── Extracted entries

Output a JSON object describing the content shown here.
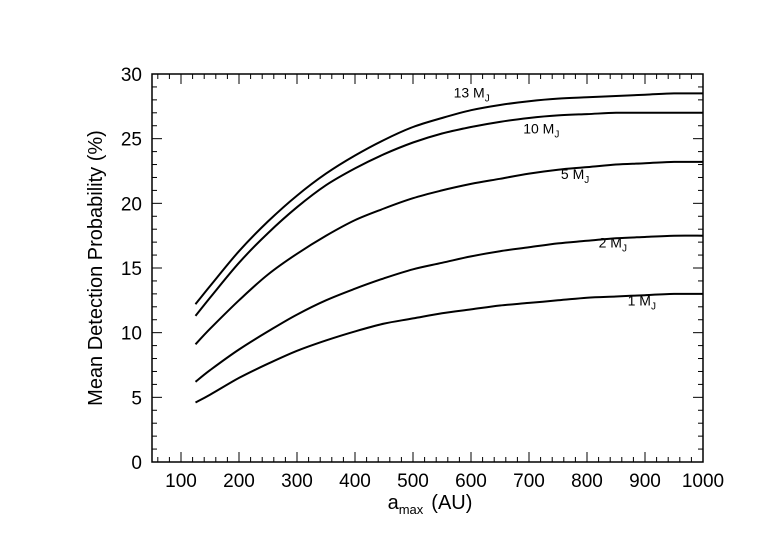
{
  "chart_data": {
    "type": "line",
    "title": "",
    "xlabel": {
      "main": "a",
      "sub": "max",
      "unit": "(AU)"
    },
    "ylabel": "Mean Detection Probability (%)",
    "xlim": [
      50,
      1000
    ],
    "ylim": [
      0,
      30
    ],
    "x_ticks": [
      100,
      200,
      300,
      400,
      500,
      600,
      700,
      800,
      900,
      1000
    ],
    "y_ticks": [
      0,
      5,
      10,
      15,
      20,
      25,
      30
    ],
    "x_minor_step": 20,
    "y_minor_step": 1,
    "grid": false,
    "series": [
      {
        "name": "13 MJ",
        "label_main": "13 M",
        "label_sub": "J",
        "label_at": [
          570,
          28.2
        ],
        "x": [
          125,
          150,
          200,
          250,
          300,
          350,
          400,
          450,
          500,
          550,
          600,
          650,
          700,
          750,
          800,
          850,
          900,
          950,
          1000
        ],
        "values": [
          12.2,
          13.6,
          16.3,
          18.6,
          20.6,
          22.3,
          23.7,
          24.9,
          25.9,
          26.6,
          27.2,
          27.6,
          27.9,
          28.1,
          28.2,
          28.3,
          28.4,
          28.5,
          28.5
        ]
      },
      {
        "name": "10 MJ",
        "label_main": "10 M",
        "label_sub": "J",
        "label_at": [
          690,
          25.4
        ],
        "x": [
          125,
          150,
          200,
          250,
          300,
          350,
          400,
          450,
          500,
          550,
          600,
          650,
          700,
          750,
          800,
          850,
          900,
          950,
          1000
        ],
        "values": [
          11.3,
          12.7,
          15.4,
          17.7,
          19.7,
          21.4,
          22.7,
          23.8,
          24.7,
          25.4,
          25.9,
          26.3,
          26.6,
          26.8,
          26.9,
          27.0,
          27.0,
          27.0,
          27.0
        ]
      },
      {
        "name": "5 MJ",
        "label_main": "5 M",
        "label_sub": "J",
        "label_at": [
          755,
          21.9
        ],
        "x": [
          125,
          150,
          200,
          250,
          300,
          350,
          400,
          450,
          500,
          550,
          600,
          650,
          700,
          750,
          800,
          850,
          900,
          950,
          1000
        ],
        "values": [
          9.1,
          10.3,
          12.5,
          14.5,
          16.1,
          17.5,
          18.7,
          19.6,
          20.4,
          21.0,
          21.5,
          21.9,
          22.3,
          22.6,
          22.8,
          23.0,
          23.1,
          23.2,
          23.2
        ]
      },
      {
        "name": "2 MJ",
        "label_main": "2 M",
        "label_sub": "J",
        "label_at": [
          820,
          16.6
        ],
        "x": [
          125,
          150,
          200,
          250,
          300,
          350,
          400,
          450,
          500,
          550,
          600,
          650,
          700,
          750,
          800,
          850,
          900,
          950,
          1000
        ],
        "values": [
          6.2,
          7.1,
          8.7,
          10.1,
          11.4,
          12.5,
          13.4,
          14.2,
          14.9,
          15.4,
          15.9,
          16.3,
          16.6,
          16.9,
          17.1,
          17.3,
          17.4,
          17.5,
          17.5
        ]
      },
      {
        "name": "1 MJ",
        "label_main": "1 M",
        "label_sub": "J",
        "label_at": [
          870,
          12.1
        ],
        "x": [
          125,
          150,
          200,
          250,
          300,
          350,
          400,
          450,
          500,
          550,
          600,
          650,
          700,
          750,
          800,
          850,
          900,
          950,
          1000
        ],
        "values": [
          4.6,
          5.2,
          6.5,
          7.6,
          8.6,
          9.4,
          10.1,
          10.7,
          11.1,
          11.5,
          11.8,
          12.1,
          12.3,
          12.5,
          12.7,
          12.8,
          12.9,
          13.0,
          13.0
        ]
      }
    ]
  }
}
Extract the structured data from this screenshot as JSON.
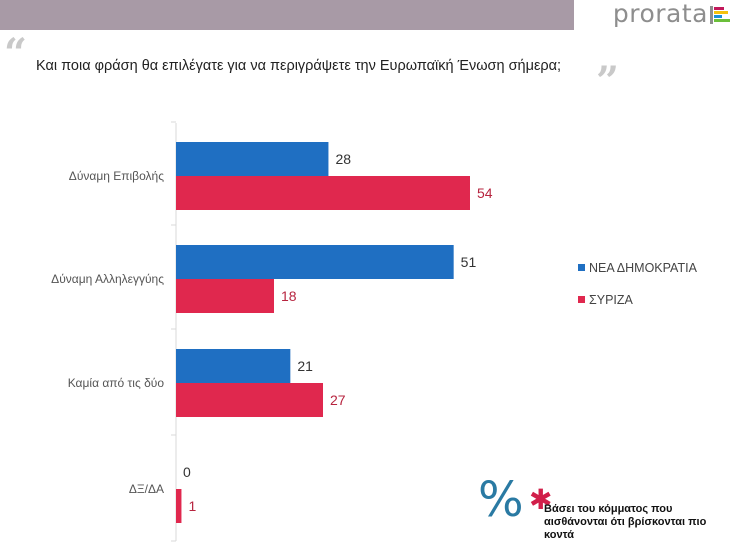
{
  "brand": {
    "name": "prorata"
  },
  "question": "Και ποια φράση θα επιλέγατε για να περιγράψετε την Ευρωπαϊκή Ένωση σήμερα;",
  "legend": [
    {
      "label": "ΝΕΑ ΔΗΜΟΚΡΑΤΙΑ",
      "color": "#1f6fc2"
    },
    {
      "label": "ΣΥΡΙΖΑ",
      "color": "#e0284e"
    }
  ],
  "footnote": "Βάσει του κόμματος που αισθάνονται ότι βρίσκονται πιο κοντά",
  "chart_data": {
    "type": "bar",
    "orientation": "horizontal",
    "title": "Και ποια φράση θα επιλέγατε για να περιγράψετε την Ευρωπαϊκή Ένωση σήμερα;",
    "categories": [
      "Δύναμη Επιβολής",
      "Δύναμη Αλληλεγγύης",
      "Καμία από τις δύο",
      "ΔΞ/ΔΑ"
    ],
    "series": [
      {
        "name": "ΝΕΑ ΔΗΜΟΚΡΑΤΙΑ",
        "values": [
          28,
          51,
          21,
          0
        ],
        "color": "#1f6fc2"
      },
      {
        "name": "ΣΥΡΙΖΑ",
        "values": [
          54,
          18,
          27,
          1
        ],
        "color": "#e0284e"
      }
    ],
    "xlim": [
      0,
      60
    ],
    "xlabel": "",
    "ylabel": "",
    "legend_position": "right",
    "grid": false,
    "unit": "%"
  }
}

────

▸ **What is required**
Repeat each entry exactly as given; no pictures belong in the copy.

▸ **Task response**
Output a JSON object describing the content shown here.
{
  "chart_data": {
    "type": "line",
    "title": "",
    "xlabel": {
      "main": "a",
      "sub": "max",
      "unit": "(AU)"
    },
    "ylabel": "Mean Detection Probability (%)",
    "xlim": [
      50,
      1000
    ],
    "ylim": [
      0,
      30
    ],
    "x_ticks": [
      100,
      200,
      300,
      400,
      500,
      600,
      700,
      800,
      900,
      1000
    ],
    "y_ticks": [
      0,
      5,
      10,
      15,
      20,
      25,
      30
    ],
    "x_minor_step": 20,
    "y_minor_step": 1,
    "grid": false,
    "series": [
      {
        "name": "13 MJ",
        "label_main": "13 M",
        "label_sub": "J",
        "label_at": [
          570,
          28.2
        ],
        "x": [
          125,
          150,
          200,
          250,
          300,
          350,
          400,
          450,
          500,
          550,
          600,
          650,
          700,
          750,
          800,
          850,
          900,
          950,
          1000
        ],
        "values": [
          12.2,
          13.6,
          16.3,
          18.6,
          20.6,
          22.3,
          23.7,
          24.9,
          25.9,
          26.6,
          27.2,
          27.6,
          27.9,
          28.1,
          28.2,
          28.3,
          28.4,
          28.5,
          28.5
        ]
      },
      {
        "name": "10 MJ",
        "label_main": "10 M",
        "label_sub": "J",
        "label_at": [
          690,
          25.4
        ],
        "x": [
          125,
          150,
          200,
          250,
          300,
          350,
          400,
          450,
          500,
          550,
          600,
          650,
          700,
          750,
          800,
          850,
          900,
          950,
          1000
        ],
        "values": [
          11.3,
          12.7,
          15.4,
          17.7,
          19.7,
          21.4,
          22.7,
          23.8,
          24.7,
          25.4,
          25.9,
          26.3,
          26.6,
          26.8,
          26.9,
          27.0,
          27.0,
          27.0,
          27.0
        ]
      },
      {
        "name": "5 MJ",
        "label_main": "5 M",
        "label_sub": "J",
        "label_at": [
          755,
          21.9
        ],
        "x": [
          125,
          150,
          200,
          250,
          300,
          350,
          400,
          450,
          500,
          550,
          600,
          650,
          700,
          750,
          800,
          850,
          900,
          950,
          1000
        ],
        "values": [
          9.1,
          10.3,
          12.5,
          14.5,
          16.1,
          17.5,
          18.7,
          19.6,
          20.4,
          21.0,
          21.5,
          21.9,
          22.3,
          22.6,
          22.8,
          23.0,
          23.1,
          23.2,
          23.2
        ]
      },
      {
        "name": "2 MJ",
        "label_main": "2 M",
        "label_sub": "J",
        "label_at": [
          820,
          16.6
        ],
        "x": [
          125,
          150,
          200,
          250,
          300,
          350,
          400,
          450,
          500,
          550,
          600,
          650,
          700,
          750,
          800,
          850,
          900,
          950,
          1000
        ],
        "values": [
          6.2,
          7.1,
          8.7,
          10.1,
          11.4,
          12.5,
          13.4,
          14.2,
          14.9,
          15.4,
          15.9,
          16.3,
          16.6,
          16.9,
          17.1,
          17.3,
          17.4,
          17.5,
          17.5
        ]
      },
      {
        "name": "1 MJ",
        "label_main": "1 M",
        "label_sub": "J",
        "label_at": [
          870,
          12.1
        ],
        "x": [
          125,
          150,
          200,
          250,
          300,
          350,
          400,
          450,
          500,
          550,
          600,
          650,
          700,
          750,
          800,
          850,
          900,
          950,
          1000
        ],
        "values": [
          4.6,
          5.2,
          6.5,
          7.6,
          8.6,
          9.4,
          10.1,
          10.7,
          11.1,
          11.5,
          11.8,
          12.1,
          12.3,
          12.5,
          12.7,
          12.8,
          12.9,
          13.0,
          13.0
        ]
      }
    ]
  }
}
Extract the structured data from this screenshot as JSON.
{
  "brand": {
    "name": "prorata"
  },
  "question": "Και ποια φράση θα επιλέγατε για να περιγράψετε την Ευρωπαϊκή Ένωση σήμερα;",
  "legend": [
    {
      "label": "ΝΕΑ ΔΗΜΟΚΡΑΤΙΑ",
      "color": "#1f6fc2"
    },
    {
      "label": "ΣΥΡΙΖΑ",
      "color": "#e0284e"
    }
  ],
  "footnote": "Βάσει του κόμματος που αισθάνονται ότι βρίσκονται πιο κοντά",
  "chart_data": {
    "type": "bar",
    "orientation": "horizontal",
    "title": "Και ποια φράση θα επιλέγατε για να περιγράψετε την Ευρωπαϊκή Ένωση σήμερα;",
    "categories": [
      "Δύναμη Επιβολής",
      "Δύναμη Αλληλεγγύης",
      "Καμία από τις δύο",
      "ΔΞ/ΔΑ"
    ],
    "series": [
      {
        "name": "ΝΕΑ ΔΗΜΟΚΡΑΤΙΑ",
        "values": [
          28,
          51,
          21,
          0
        ],
        "color": "#1f6fc2"
      },
      {
        "name": "ΣΥΡΙΖΑ",
        "values": [
          54,
          18,
          27,
          1
        ],
        "color": "#e0284e"
      }
    ],
    "xlim": [
      0,
      60
    ],
    "xlabel": "",
    "ylabel": "",
    "legend_position": "right",
    "grid": false,
    "unit": "%"
  }
}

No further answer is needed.